■ Data records ■
● ● ● ●

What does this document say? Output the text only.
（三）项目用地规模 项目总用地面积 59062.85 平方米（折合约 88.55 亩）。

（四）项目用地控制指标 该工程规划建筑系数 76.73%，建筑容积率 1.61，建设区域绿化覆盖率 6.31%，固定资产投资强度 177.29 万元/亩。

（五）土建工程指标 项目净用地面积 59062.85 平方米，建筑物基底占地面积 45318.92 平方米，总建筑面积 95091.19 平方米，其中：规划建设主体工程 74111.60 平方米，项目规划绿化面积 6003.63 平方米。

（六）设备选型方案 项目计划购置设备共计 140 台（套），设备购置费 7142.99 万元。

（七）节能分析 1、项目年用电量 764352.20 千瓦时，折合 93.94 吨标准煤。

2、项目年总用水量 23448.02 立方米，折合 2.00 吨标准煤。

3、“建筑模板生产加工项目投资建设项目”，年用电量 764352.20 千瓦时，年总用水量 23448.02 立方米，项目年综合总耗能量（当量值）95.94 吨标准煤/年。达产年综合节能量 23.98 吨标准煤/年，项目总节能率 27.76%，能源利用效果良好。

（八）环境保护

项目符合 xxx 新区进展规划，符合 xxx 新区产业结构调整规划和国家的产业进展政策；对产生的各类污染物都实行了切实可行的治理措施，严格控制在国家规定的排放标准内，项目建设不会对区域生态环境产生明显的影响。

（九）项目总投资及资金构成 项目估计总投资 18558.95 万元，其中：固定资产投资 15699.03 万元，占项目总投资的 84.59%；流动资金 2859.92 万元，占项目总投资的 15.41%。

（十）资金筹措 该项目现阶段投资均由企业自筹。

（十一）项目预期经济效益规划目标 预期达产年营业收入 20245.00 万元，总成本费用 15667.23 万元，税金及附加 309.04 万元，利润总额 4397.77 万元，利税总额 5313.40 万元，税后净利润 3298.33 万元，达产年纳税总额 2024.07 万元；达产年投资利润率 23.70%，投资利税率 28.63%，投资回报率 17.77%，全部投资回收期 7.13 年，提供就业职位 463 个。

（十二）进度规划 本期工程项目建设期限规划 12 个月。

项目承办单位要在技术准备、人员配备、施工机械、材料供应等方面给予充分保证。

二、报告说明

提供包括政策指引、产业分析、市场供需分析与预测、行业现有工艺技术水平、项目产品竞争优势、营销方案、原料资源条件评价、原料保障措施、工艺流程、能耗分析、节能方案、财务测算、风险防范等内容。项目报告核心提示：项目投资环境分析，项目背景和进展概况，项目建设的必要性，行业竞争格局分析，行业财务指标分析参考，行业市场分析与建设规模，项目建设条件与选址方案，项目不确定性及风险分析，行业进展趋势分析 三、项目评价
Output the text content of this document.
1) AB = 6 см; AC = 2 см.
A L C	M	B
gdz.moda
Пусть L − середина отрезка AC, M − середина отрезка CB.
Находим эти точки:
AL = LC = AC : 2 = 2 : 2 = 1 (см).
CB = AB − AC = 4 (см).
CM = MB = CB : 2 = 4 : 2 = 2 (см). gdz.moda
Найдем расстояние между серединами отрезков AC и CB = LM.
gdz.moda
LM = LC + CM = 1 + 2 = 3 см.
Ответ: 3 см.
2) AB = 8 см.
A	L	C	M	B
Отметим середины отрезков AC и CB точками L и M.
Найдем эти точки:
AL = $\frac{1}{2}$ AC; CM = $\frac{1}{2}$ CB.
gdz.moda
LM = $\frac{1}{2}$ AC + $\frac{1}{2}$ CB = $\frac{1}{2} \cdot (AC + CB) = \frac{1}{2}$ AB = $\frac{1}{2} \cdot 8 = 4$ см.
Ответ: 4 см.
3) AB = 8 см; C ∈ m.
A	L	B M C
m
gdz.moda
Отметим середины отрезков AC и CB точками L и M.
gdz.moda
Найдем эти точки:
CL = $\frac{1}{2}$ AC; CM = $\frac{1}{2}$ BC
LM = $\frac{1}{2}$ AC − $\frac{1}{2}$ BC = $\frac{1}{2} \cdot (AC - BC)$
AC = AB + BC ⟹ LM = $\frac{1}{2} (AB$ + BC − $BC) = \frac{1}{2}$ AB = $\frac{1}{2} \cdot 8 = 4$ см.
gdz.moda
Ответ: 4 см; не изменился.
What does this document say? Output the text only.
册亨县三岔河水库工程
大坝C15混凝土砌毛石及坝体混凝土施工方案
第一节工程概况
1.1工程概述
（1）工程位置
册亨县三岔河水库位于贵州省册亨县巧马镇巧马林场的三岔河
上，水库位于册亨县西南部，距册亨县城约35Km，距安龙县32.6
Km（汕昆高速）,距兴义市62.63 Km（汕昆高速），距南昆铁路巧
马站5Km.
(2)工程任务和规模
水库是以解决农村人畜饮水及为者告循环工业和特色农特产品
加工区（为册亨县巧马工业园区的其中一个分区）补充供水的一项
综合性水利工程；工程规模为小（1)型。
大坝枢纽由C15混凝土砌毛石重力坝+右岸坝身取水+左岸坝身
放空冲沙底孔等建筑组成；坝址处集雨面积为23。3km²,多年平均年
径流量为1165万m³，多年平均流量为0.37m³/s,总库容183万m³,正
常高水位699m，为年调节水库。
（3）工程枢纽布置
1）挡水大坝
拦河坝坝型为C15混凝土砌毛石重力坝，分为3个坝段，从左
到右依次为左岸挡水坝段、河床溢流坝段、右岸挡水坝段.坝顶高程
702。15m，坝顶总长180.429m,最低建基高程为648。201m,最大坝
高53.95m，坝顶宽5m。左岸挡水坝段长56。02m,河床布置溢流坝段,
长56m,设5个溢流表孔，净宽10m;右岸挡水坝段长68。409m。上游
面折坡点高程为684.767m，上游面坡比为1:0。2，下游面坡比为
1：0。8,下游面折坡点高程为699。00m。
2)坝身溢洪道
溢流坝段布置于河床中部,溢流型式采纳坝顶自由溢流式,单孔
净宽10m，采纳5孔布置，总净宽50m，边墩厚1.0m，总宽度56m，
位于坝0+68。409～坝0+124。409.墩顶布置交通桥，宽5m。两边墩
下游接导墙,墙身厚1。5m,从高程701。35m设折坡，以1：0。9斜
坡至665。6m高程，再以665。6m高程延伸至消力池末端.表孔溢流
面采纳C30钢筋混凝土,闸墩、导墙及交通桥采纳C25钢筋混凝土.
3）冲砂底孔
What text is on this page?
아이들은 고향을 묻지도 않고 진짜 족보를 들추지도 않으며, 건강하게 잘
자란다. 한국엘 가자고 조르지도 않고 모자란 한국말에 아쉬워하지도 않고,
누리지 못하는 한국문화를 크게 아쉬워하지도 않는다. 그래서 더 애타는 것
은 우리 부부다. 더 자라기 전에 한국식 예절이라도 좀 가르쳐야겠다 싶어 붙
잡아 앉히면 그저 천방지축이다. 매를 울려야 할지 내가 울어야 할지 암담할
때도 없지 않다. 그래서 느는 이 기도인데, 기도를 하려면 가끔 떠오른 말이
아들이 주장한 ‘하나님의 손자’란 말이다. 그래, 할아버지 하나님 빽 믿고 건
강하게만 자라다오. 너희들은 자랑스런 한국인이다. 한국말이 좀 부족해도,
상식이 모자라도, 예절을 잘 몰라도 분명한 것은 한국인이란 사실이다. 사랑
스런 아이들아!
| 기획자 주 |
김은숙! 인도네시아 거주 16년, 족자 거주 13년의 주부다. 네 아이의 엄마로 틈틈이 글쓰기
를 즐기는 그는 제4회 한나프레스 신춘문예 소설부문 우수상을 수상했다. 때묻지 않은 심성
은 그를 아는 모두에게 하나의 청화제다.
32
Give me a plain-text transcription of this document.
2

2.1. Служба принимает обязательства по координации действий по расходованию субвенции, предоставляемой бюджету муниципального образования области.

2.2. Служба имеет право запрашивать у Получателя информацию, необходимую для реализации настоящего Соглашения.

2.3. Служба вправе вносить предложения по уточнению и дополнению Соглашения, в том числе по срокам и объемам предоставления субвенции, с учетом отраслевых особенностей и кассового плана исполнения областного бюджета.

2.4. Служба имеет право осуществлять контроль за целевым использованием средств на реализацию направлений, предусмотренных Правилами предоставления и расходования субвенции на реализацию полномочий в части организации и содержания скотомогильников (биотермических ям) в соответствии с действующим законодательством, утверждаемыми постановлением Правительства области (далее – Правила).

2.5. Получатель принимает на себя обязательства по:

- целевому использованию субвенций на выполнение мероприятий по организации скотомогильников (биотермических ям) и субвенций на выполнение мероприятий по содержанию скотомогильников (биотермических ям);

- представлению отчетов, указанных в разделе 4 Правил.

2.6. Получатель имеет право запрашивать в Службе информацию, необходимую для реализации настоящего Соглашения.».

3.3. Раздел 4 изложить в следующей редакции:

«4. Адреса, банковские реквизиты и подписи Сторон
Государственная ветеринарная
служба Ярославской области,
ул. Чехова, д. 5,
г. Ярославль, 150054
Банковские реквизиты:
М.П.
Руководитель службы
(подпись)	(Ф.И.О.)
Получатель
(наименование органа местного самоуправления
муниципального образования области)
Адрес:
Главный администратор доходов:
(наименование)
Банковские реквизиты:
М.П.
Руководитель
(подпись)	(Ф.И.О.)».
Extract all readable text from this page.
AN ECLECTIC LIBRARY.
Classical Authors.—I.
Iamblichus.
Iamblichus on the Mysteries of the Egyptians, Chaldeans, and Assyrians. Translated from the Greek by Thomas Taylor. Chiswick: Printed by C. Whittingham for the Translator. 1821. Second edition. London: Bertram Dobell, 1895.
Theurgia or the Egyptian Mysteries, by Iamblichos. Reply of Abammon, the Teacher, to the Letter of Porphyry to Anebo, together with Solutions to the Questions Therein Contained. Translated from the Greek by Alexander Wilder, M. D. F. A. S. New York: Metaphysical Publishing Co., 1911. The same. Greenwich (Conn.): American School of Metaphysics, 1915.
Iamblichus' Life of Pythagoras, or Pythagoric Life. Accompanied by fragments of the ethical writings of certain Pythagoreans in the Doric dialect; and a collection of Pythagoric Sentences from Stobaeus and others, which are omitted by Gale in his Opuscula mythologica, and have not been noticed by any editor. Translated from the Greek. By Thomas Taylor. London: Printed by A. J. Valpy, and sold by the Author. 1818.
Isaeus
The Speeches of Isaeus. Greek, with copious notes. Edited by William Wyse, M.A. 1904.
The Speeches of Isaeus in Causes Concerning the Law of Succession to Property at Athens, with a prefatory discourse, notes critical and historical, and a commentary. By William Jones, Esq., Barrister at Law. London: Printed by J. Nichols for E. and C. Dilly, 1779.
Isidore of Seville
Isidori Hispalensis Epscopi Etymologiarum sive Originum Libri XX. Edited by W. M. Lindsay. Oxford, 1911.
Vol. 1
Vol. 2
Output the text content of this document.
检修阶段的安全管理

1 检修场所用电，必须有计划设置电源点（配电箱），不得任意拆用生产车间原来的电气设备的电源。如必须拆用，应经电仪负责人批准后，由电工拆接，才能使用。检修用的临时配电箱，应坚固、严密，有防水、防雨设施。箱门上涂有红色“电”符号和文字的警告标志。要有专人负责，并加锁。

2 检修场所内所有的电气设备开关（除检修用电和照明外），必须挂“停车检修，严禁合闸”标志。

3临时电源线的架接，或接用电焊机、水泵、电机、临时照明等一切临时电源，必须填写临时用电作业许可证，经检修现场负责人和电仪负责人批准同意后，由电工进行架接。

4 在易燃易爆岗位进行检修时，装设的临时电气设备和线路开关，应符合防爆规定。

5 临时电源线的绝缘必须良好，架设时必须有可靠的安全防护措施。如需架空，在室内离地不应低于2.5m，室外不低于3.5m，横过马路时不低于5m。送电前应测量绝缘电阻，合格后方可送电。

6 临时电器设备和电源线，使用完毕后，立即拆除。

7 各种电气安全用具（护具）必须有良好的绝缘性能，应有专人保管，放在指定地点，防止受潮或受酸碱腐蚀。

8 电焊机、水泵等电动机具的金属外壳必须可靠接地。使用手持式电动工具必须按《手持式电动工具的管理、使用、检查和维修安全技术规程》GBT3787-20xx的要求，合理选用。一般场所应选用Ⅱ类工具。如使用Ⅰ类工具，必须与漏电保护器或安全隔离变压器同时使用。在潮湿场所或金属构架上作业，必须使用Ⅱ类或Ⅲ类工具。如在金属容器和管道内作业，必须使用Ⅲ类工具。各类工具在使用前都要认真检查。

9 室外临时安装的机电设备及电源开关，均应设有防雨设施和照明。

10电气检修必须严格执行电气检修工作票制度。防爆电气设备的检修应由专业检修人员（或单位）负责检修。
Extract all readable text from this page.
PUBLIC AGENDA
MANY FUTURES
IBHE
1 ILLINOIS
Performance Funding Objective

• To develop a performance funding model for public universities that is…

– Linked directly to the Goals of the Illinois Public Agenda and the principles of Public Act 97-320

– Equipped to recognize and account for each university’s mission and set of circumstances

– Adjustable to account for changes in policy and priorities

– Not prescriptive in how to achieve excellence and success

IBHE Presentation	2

● ● ● ●

■ Exercise requirements ■
Search the data for "предоставления" and list every line in which it occurs.

■ Exercise result ■
2.3. Служба вправе вносить предложения по уточнению и дополнению Соглашения, в том числе по срокам и объемам предоставления субвенции, с учетом отраслевых особенностей и кассового плана исполнения областного бюджета.
2.4. Служба имеет право осуществлять контроль за целевым использованием средств на реализацию направлений, предусмотренных Правилами предоставления и расходования субвенции на реализацию полномочий в части организации и содержания скотомогильников (биотермических ям) в соответствии с действующим законодательством, утверждаемыми постановлением Правительства области (далее – Правила).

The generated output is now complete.